Exercise task: Each entry below should be echoed exactly, with pictures omitted.

[Data entries]
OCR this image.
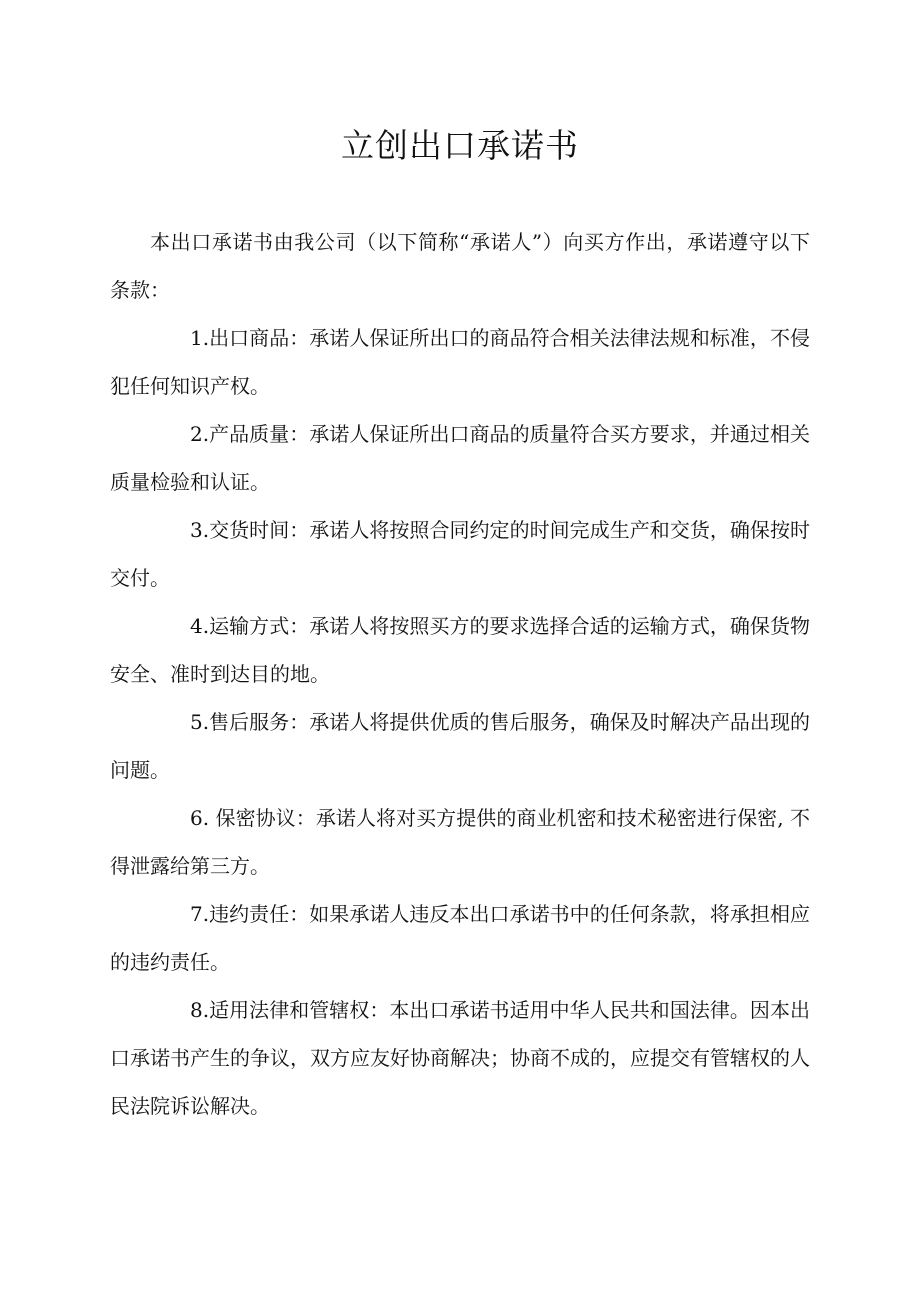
立创出口承诺书

本出口承诺书由我公司（以下简称“承诺人”）向买方作出，承诺遵守以下条款：

1.出口商品：承诺人保证所出口的商品符合相关法律法规和标准，不侵犯任何知识产权。

2.产品质量：承诺人保证所出口商品的质量符合买方要求，并通过相关质量检验和认证。

3.交货时间：承诺人将按照合同约定的时间完成生产和交货，确保按时交付。

4.运输方式：承诺人将按照买方的要求选择合适的运输方式，确保货物安全、准时到达目的地。

5.售后服务：承诺人将提供优质的售后服务，确保及时解决产品出现的问题。

6. 保密协议：承诺人将对买方提供的商业机密和技术秘密进行保密, 不得泄露给第三方。

7.违约责任：如果承诺人违反本出口承诺书中的任何条款，将承担相应的违约责任。

8.适用法律和管辖权：本出口承诺书适用中华人民共和国法律。因本出口承诺书产生的争议，双方应友好协商解决；协商不成的，应提交有管辖权的人民法院诉讼解决。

Exercise answer:
OCR this image.
立创出口承诺书

本出口承诺书由我公司（以下简称“承诺人”）向买方作出，承诺遵守以下条款：

1.出口商品：承诺人保证所出口的商品符合相关法律法规和标准，不侵犯任何知识产权。

2.产品质量：承诺人保证所出口商品的质量符合买方要求，并通过相关质量检验和认证。

3.交货时间：承诺人将按照合同约定的时间完成生产和交货，确保按时交付。

4.运输方式：承诺人将按照买方的要求选择合适的运输方式，确保货物安全、准时到达目的地。

5.售后服务：承诺人将提供优质的售后服务，确保及时解决产品出现的问题。

6. 保密协议：承诺人将对买方提供的商业机密和技术秘密进行保密, 不得泄露给第三方。

7.违约责任：如果承诺人违反本出口承诺书中的任何条款，将承担相应的违约责任。

8.适用法律和管辖权：本出口承诺书适用中华人民共和国法律。因本出口承诺书产生的争议，双方应友好协商解决；协商不成的，应提交有管辖权的人民法院诉讼解决。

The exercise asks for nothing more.